RT Top Pick for December: "Electric... a marvelous novel." --RT Book Reviews

Hope you'll check it out... this turned out to be a much more personal book than I'd intended.

Set the Night on Fire


----------



## Ann in Arlington (Oct 27, 2008)

Welcome to KindleBoards, Libby, and congratulations on your book.

(If you've gotten this welcome before, it's just as a matter of housekeeping. We like to put a copy of the "welcome letter" in each book thread. It doesn't mean you've done anything wrong, it just helps us know that you know the rules.)

A brief recap of our rules follows:

--We invite you to use your book cover as your avatar and have links to your book and website in your signature. Instructions are posted here.

--Please bookmark this thread (using your browser's bookmark/favorite function) so you can update it as we ask that authors have only one thread per book and add to it when there is more information. You may start a separate thread for each book (or you may have one thread per series of books, or one thread for all of your books, it's your choice).

--You are encouraged to respond to member comments and questions, but remember that you may only bump your thread (back-to-back posts by you) once every seven days. Once you've responded to a member, that resets the clock to zero and you must wait seven days to post, unless another member posts before then.

--We ask that Amazon reviews not be repeated here as they are easy to find at your book link. Also, full reviews from other sites should not be posted here, but you may post a short blurb and a link to the full review instead.

--Although self-promotion is limited to the Book Bazaar, our most successful authors have found the best way to promote their books is to be as active throughout KindleBoards as time allows. This is your target audience--book lovers with Kindles! Please note that putting link information in the body of your posts constitutes self promotion; please leave your links for your profile signature that will automatically appear on each post.

All this, and more, is included in our  Forum Decorum. Be sure to check it from time to time for the current guidelines and rules.

Oh, and one more thing: be sure to check out the index threads at the top of the Book Bazaar. . . .there are details there about how you can be listed so that our readers can find you.

Thanks for being part of KindleBoards! Feel free to send us a PM if you have any questions.

Betsy & Ann
Book Bazaar Moderators


----------



## libbyfh (Feb 11, 2010)

As you know SET THE NIGHT ON FIRE is set, in part, during The Sixties. But the time period wasn't just about drugs and sex. It was a volatile, tumultuous era. So here's a quiz about those times. Feel free to post the answers. If you;re under 40 ask your parents... if you're over 45, you might remember. If you're in between... I can't advise you..  In a week or so (when I can post again) I'll put the names of those with the highest scores in a hat and choose one. The winner will get a free Kindle/epub gift of the book! Have fun... and Happy Holidays!

• [Task requirements]
1/ The welcome letter in the forum thread gives a brief recap of the rules, each marked with a double dash. List every rule in that recap.
2/ According to the forum thread, why should authors bookmark their book thread?
3/ Continue the forum thread after the final sentence of its last post.

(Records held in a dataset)
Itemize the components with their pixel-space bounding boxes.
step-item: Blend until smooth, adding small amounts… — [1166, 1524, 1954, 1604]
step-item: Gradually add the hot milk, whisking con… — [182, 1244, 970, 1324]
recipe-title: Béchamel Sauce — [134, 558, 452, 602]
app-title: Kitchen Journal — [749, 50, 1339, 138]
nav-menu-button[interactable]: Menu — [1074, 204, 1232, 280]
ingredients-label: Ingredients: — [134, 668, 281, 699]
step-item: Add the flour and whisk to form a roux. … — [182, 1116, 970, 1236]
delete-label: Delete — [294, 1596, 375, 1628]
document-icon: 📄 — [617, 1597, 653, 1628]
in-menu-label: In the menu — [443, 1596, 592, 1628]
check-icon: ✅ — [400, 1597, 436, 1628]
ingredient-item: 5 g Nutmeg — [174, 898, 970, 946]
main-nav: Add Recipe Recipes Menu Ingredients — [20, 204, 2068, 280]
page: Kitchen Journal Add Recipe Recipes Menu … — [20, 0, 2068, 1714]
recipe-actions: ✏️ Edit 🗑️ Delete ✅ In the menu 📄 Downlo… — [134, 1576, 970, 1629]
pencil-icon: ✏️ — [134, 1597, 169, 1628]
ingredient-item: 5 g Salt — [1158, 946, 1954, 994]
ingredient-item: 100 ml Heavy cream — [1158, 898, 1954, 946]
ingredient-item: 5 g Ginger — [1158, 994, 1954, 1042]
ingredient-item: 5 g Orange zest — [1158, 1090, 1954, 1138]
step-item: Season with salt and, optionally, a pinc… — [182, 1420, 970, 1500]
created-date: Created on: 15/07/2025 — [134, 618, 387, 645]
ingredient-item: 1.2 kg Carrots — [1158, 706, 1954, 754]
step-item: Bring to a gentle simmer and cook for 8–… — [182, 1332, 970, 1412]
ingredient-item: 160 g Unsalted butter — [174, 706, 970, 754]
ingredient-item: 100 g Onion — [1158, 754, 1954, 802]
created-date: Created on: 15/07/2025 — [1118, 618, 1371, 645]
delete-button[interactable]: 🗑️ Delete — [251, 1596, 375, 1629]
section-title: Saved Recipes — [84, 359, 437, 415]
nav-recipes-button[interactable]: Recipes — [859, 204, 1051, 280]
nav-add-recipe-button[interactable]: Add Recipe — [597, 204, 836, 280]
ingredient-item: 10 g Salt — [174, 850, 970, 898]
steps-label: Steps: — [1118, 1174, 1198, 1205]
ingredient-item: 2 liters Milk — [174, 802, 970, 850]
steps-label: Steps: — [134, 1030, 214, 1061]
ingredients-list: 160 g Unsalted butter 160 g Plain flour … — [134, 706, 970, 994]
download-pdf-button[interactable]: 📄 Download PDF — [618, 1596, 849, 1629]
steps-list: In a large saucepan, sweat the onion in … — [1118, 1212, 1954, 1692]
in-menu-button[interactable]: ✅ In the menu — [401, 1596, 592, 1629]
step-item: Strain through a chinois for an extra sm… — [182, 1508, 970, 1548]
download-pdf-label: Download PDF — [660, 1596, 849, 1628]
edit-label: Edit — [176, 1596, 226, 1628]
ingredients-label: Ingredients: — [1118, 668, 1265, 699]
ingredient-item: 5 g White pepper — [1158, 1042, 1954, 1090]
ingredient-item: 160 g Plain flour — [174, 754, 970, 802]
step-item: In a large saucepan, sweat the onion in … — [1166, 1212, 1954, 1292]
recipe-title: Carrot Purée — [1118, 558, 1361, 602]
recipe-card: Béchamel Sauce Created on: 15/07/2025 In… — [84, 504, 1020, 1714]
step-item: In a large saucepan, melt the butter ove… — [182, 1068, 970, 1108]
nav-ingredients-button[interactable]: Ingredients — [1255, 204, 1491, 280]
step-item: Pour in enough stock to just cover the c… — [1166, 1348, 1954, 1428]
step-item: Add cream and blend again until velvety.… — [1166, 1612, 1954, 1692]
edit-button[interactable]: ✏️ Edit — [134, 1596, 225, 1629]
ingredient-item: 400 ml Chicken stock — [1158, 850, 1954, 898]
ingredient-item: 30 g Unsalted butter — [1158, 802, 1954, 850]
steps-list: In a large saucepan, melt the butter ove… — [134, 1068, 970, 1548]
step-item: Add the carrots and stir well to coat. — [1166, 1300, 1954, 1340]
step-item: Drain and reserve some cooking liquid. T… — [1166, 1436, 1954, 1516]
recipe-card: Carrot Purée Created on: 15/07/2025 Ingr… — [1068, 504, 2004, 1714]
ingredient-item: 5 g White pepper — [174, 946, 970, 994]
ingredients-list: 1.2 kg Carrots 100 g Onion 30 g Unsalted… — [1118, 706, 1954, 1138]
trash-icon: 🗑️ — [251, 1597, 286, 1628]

• [Answers provided]
1/
1. Authors are invited to use their book cover as their avatar and to put links to their book and website in their signature.
2. Authors should bookmark the thread and keep only one thread per book, adding to it when there is more information.
3. Authors may respond to member comments and questions, but may bump their thread (post back-to-back) only once every seven days.
4. Amazon reviews should not be repeated, and full reviews from other sites should not be posted; a short blurb and a link to the full review may be posted instead.
5. Self-promotion is limited to the Book Bazaar, and link information belongs in the profile signature, not in the body of posts.

2/ Authors are asked to keep only one thread per book and to add to it when there is more information. Bookmarking the thread lets them find it again to update it.

3/
1. Who was Lyndon Johnson talking about when he said, “If I’ve lost _____, I’ve lost Middle America?”

2. What was the name of the Yippies’ concert in Lincoln Park before the Convention?

3. Who was the Chicago politician injured during the Days of Rage in 1969?

4. Who were the two chief lawyers for the Chicago Seven?

5. What was Jerry Rubin's girlfriend's first name?

6. What were the names of the undergrond newspapers in
	Chic
	Washington DC
	Berkley, CA (NOT the Berkley Barb)

7.  Who was the opening act for Woodstock? The closing act?

8.  What was the name of the FBI’s secret intelligence program directed toward political activists? (It wasn’t revealed until the ‘70s, but we knew, didn’t we)

9. Why was Senator Ted Kennedy at Chappaquiddick to begin with?

10.  Who else was fatally shot in the raid that killed Black Panther Fred Hampton?


----------



## libbyfh (Feb 11, 2010)

Here are a couple of links you might enjoy...

I did an interview with Rick Kogan of WGN Radio in Chicago this morning. His show is called "The Sunday Papers"... and we talked about the book, Chicago, and more... http://www.wgnradio.com/shows/sundaypapers/wgnam-kogan101128-libby-hellman-set-the-night-on-fire,0,973681.mp3file

And something for your listening pleasure: Soundtrack to SET THE NIGHT ON FIRE. The real thing.
http://blip.fm/profile/Libbyfh/blip/58971883/Light+My+Fire%E2%80%93The+Doors


----------



## libbyfh (Feb 11, 2010)

Just finished the book trailer for SET THE NIGHT ON FIRE. The cool part was getting actual footage shot iat the 1968 Chicago Democratic National Convention from a very generous Chicago filmmaker. I reedited it into a 35 second montage. Take a look...


----------



## KBoards Admin (Nov 27, 2007)

I'm pleased to announce that Set the Night on Fire is our next KB Book of the Day!


----------



## libbyfh (Feb 11, 2010)

I'm delighted to announce that a few more reviews have surfaced for SET THE NIGHT ON FIRE. Here are links to them:

http://www.amazon.com/gp/cdp/member-reviews/A6OSDNASR0BVX/ref=cm_pdp_rev_title_2?ie=UTF8&sort_by=MostRecentReview#R6TX0B4KKVRBE

http://evenprettygirls.blogspot.com/

http://crimewritersblog.blogspot.com/2010/11/set-night-on-fire-carl-brookins-review.html

Finally, I thought you might enjoy this "Message from the Author."

*TRUE CONFESSION: I do remember the Sixties.*

Especially 1968. That was the turning point in my political "coming of age." I was in college in Philadelphia on April 4th when Martin Luther King was assassinated. I watched as riots consumed the inner cities. I was saddened and disappointed -- as a teenager growing up in Washington DC, I'd gone to plenty of concerts at the Howard theater where blacks and whites grooved to Motown artists together. I actually thought we were moving towards a color-blind society -- I was young and idealistic then). So the frustration and rage expressed through the riots was - in a way- confusing.

Two months later I understood. My college boyfriend had been tapped to head up the national "Youth for Bobby Kennedy" program. I was really excited; I planned on dropping out for a semester to work with him. For some reason I couldn't sleep the night of June 5th and turned on my radio. Bobby had been shot just after winning the California Democratic primary. He died the next day. So much for the Youth for Kennedy campaign.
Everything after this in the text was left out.